Given request.
Each record below is to be reproduced without any change.

── Entries supplied ──

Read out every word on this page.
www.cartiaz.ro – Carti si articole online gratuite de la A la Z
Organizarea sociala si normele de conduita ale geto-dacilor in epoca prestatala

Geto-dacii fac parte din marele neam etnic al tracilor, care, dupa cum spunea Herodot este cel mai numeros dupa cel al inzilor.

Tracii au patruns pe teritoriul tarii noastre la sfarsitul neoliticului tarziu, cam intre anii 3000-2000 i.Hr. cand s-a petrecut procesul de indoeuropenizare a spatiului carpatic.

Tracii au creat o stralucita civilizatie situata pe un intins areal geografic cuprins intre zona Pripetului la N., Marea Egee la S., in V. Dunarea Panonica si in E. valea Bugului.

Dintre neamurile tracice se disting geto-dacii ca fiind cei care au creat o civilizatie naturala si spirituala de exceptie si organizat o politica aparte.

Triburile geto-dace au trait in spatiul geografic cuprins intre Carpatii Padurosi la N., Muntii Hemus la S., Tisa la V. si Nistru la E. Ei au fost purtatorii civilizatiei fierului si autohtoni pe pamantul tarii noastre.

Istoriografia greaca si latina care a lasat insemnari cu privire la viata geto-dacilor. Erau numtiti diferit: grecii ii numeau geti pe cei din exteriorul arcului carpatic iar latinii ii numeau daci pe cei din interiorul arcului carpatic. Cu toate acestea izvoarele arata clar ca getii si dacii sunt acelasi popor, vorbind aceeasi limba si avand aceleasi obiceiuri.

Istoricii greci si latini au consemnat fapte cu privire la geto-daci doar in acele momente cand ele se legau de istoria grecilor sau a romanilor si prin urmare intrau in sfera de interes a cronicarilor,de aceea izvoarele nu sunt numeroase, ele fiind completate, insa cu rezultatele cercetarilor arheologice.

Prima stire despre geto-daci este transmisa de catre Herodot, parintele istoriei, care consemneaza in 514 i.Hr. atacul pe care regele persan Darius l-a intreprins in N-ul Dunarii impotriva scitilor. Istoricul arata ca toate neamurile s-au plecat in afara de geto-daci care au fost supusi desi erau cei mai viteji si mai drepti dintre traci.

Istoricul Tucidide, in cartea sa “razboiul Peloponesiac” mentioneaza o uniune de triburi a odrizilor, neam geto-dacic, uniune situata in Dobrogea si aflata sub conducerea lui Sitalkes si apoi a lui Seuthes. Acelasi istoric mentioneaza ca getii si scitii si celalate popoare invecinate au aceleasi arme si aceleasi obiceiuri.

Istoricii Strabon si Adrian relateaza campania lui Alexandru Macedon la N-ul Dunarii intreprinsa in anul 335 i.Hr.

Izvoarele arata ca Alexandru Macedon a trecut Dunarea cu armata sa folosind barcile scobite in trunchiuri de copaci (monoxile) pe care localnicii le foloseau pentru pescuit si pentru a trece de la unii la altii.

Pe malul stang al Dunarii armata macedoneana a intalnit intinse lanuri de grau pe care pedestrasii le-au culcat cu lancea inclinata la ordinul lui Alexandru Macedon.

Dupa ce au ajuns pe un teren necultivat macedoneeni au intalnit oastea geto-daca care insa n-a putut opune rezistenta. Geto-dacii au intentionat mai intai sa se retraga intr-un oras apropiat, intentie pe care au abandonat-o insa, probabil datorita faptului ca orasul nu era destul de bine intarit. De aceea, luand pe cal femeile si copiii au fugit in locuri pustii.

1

───

Correct result.
Read out every word on this page.
www.cartiaz.ro – Carti si articole online gratuite de la A la Z
Organizarea sociala si normele de conduita ale geto-dacilor in epoca prestatala

Geto-dacii fac parte din marele neam etnic al tracilor, care, dupa cum spunea Herodot este cel mai numeros dupa cel al inzilor.

Tracii au patruns pe teritoriul tarii noastre la sfarsitul neoliticului tarziu, cam intre anii 3000-2000 i.Hr. cand s-a petrecut procesul de indoeuropenizare a spatiului carpatic.

Tracii au creat o stralucita civilizatie situata pe un intins areal geografic cuprins intre zona Pripetului la N., Marea Egee la S., in V. Dunarea Panonica si in E. valea Bugului.

Dintre neamurile tracice se disting geto-dacii ca fiind cei care au creat o civilizatie naturala si spirituala de exceptie si organizat o politica aparte.

Triburile geto-dace au trait in spatiul geografic cuprins intre Carpatii Padurosi la N., Muntii Hemus la S., Tisa la V. si Nistru la E. Ei au fost purtatorii civilizatiei fierului si autohtoni pe pamantul tarii noastre.

Istoriografia greaca si latina care a lasat insemnari cu privire la viata geto-dacilor. Erau numtiti diferit: grecii ii numeau geti pe cei din exteriorul arcului carpatic iar latinii ii numeau daci pe cei din interiorul arcului carpatic. Cu toate acestea izvoarele arata clar ca getii si dacii sunt acelasi popor, vorbind aceeasi limba si avand aceleasi obiceiuri.

Istoricii greci si latini au consemnat fapte cu privire la geto-daci doar in acele momente cand ele se legau de istoria grecilor sau a romanilor si prin urmare intrau in sfera de interes a cronicarilor,de aceea izvoarele nu sunt numeroase, ele fiind completate, insa cu rezultatele cercetarilor arheologice.

Prima stire despre geto-daci este transmisa de catre Herodot, parintele istoriei, care consemneaza in 514 i.Hr. atacul pe care regele persan Darius l-a intreprins in N-ul Dunarii impotriva scitilor. Istoricul arata ca toate neamurile s-au plecat in afara de geto-daci care au fost supusi desi erau cei mai viteji si mai drepti dintre traci.

Istoricul Tucidide, in cartea sa “razboiul Peloponesiac” mentioneaza o uniune de triburi a odrizilor, neam geto-dacic, uniune situata in Dobrogea si aflata sub conducerea lui Sitalkes si apoi a lui Seuthes. Acelasi istoric mentioneaza ca getii si scitii si celalate popoare invecinate au aceleasi arme si aceleasi obiceiuri.

Istoricii Strabon si Adrian relateaza campania lui Alexandru Macedon la N-ul Dunarii intreprinsa in anul 335 i.Hr.

Izvoarele arata ca Alexandru Macedon a trecut Dunarea cu armata sa folosind barcile scobite in trunchiuri de copaci (monoxile) pe care localnicii le foloseau pentru pescuit si pentru a trece de la unii la altii.

Pe malul stang al Dunarii armata macedoneana a intalnit intinse lanuri de grau pe care pedestrasii le-au culcat cu lancea inclinata la ordinul lui Alexandru Macedon.

Dupa ce au ajuns pe un teren necultivat macedoneeni au intalnit oastea geto-daca care insa n-a putut opune rezistenta. Geto-dacii au intentionat mai intai sa se retraga intr-un oras apropiat, intentie pe care au abandonat-o insa, probabil datorita faptului ca orasul nu era destul de bine intarit. De aceea, luand pe cal femeile si copiii au fugit in locuri pustii.

1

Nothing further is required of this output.